Data supplied
····················

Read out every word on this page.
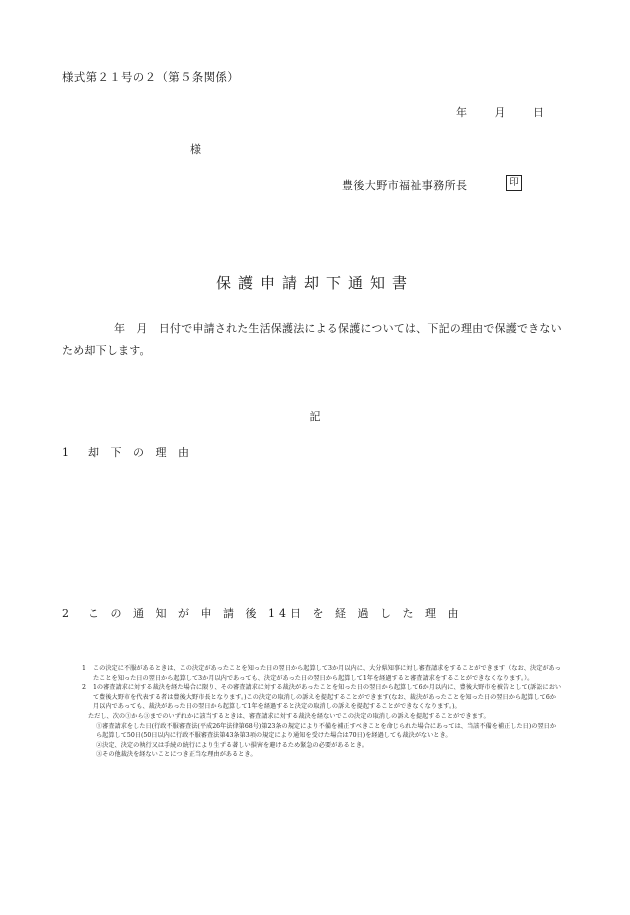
様式第２１号の２（第５条関係）
年	月	日
様
豊後大野市福祉事務所長	印
保護申請却下通知書
年　月　日付で申請された生活保護法による保護については、下記の理由で保護できないため却下します。
記
1　却 下 の 理 由
2　こ の 通 知 が 申 請 後 14日 を 経 過 し た 理 由
1 この決定に不服があるときは、この決定があったことを知った日の翌日から起算して3か月以内に、大分県知事に対し審査請求をすることができます（なお、決定があったことを知った日の翌日から起算して3か月以内であっても、決定があった日の翌日から起算して1年を経過すると審査請求をすることができなくなります。）。
2 1の審査請求に対する裁決を経た場合に限り、その審査請求に対する裁決があったことを知った日の翌日から起算して6か月以内に、豊後大野市を被告として(訴訟において豊後大野市を代表する者は豊後大野市長となります。)この決定の取消しの訴えを提起することができます(なお、裁決があったことを知った日の翌日から起算して6か月以内であっても、裁決があった日の翌日から起算して1年を経過すると決定の取消しの訴えを提起することができなくなります。)。
ただし、次の①から③までのいずれかに該当するときは、審査請求に対する裁決を経ないでこの決定の取消しの訴えを提起することができます。
①審査請求をした日(行政不服審査法(平成26年法律第68号)第23条の規定により不備を補正すべきことを命じられた場合にあっては、当該不備を補正した日)の翌日から起算して50日(50日以内に行政不服審査法第43条第3項の規定により通知を受けた場合は70日)を経過しても裁決がないとき。
②決定、決定の執行又は手続の続行により生ずる著しい損害を避けるため緊急の必要があるとき。
③その他裁決を経ないことにつき正当な理由があるとき。
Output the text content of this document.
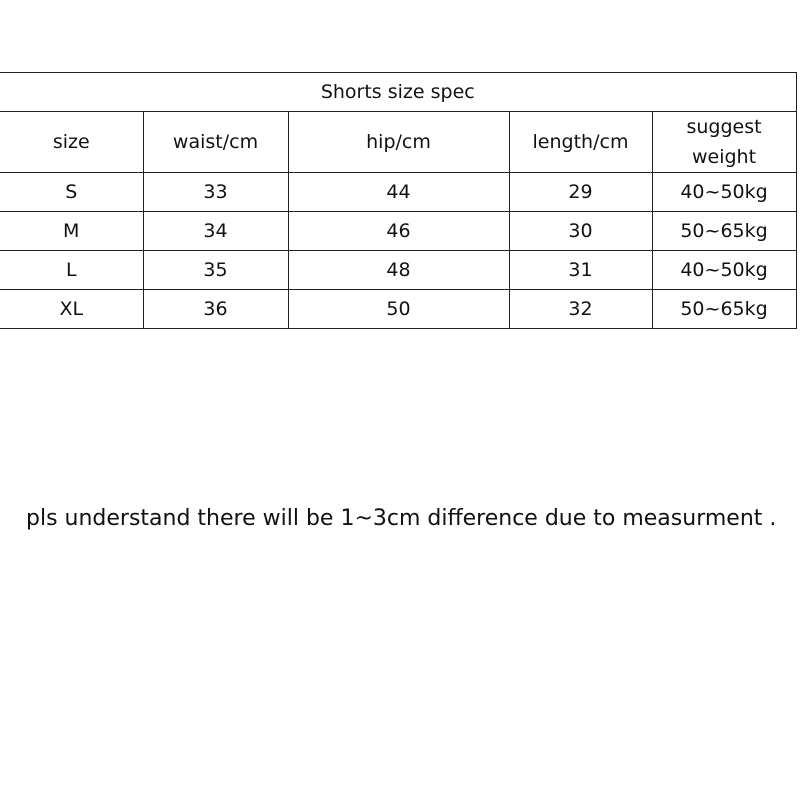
Shorts size spec				
size	waist/cm	hip/cm	length/cm	suggest weight
S	33	44	29	40~50kg
M	34	46	30	50~65kg
L	35	48	31	40~50kg
XL	36	50	32	50~65kg

pls understand there will be 1~3cm difference due to measurment .
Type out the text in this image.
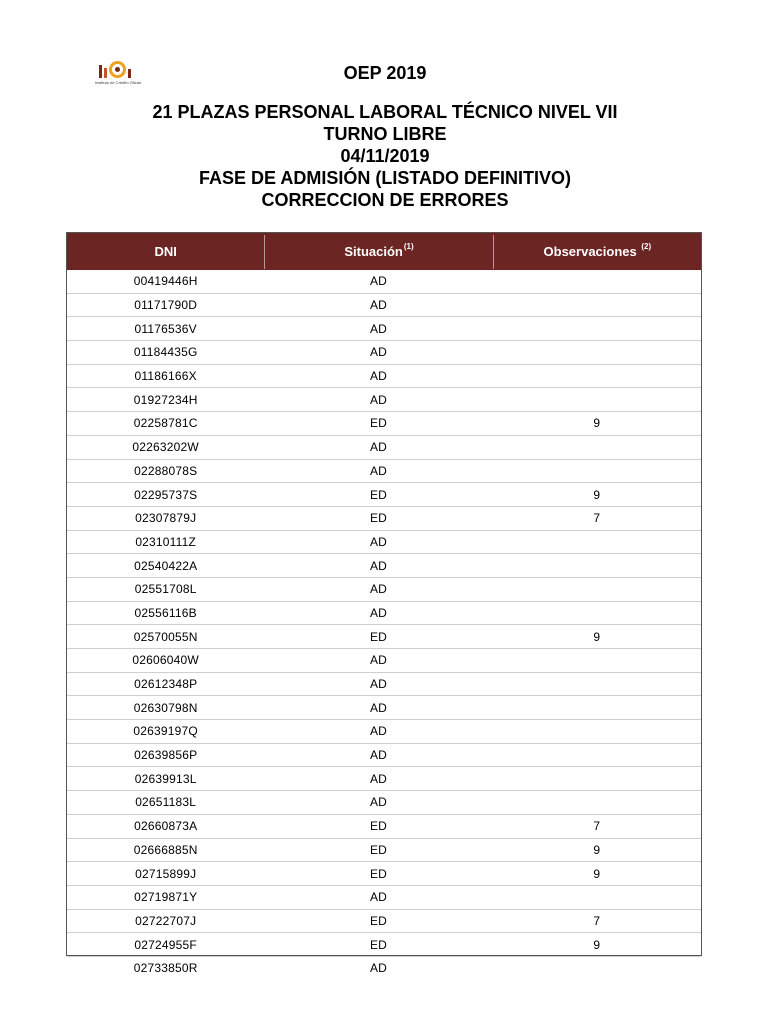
Instituto de Crédito Oficial	OEP 2019
21 PLAZAS PERSONAL LABORAL TÉCNICO NIVEL VII
TURNO LIBRE
04/11/2019
FASE DE ADMISIÓN (LISTADO DEFINITIVO)
CORRECCION DE ERRORES
DNI	Situación$^{(1)}$	Observaciones $^{(2)}$
00419446H	AD
01171790D	AD
01176536V	AD
01184435G	AD
01186166X	AD
01927234H	AD
02258781C	ED	9
02263202W	AD
02288078S	AD
02295737S	ED	9
02307879J	ED	7
02310111Z	AD
02540422A	AD
02551708L	AD
02556116B	AD
02570055N	ED	9
02606040W	AD
02612348P	AD
02630798N	AD
02639197Q	AD
02639856P	AD
02639913L	AD
02651183L	AD
02660873A	ED	7
02666885N	ED	9
02715899J	ED	9
02719871Y	AD
02722707J	ED	7
02724955F	ED	9
02733850R	AD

····················

Task brief
Reproduce all of the data exactly, omitting each picture it holds.

Result of this exercise
Read out every word on this page.
様式第２１号の２（第５条関係）
年	月	日
様
豊後大野市福祉事務所長	印
保護申請却下通知書
年　月　日付で申請された生活保護法による保護については、下記の理由で保護できないため却下します。
記
1　却 下 の 理 由
2　こ の 通 知 が 申 請 後 14日 を 経 過 し た 理 由
1 この決定に不服があるときは、この決定があったことを知った日の翌日から起算して3か月以内に、大分県知事に対し審査請求をすることができます（なお、決定があったことを知った日の翌日から起算して3か月以内であっても、決定があった日の翌日から起算して1年を経過すると審査請求をすることができなくなります。）。
2 1の審査請求に対する裁決を経た場合に限り、その審査請求に対する裁決があったことを知った日の翌日から起算して6か月以内に、豊後大野市を被告として(訴訟において豊後大野市を代表する者は豊後大野市長となります。)この決定の取消しの訴えを提起することができます(なお、裁決があったことを知った日の翌日から起算して6か月以内であっても、裁決があった日の翌日から起算して1年を経過すると決定の取消しの訴えを提起することができなくなります。)。
ただし、次の①から③までのいずれかに該当するときは、審査請求に対する裁決を経ないでこの決定の取消しの訴えを提起することができます。
①審査請求をした日(行政不服審査法(平成26年法律第68号)第23条の規定により不備を補正すべきことを命じられた場合にあっては、当該不備を補正した日)の翌日から起算して50日(50日以内に行政不服審査法第43条第3項の規定により通知を受けた場合は70日)を経過しても裁決がないとき。
②決定、決定の執行又は手続の続行により生ずる著しい損害を避けるため緊急の必要があるとき。
③その他裁決を経ないことにつき正当な理由があるとき。
Output the text content of this document.
Shorts size spec				
size	waist/cm	hip/cm	length/cm	suggest weight
S	33	44	29	40~50kg
M	34	46	30	50~65kg
L	35	48	31	40~50kg
XL	36	50	32	50~65kg

pls understand there will be 1~3cm difference due to measurment .
Type out the text in this image.
Instituto de Crédito Oficial	OEP 2019
21 PLAZAS PERSONAL LABORAL TÉCNICO NIVEL VII
TURNO LIBRE
04/11/2019
FASE DE ADMISIÓN (LISTADO DEFINITIVO)
CORRECCION DE ERRORES
DNI	Situación$^{(1)}$	Observaciones $^{(2)}$
00419446H	AD
01171790D	AD
01176536V	AD
01184435G	AD
01186166X	AD
01927234H	AD
02258781C	ED	9
02263202W	AD
02288078S	AD
02295737S	ED	9
02307879J	ED	7
02310111Z	AD
02540422A	AD
02551708L	AD
02556116B	AD
02570055N	ED	9
02606040W	AD
02612348P	AD
02630798N	AD
02639197Q	AD
02639856P	AD
02639913L	AD
02651183L	AD
02660873A	ED	7
02666885N	ED	9
02715899J	ED	9
02719871Y	AD
02722707J	ED	7
02724955F	ED	9
02733850R	AD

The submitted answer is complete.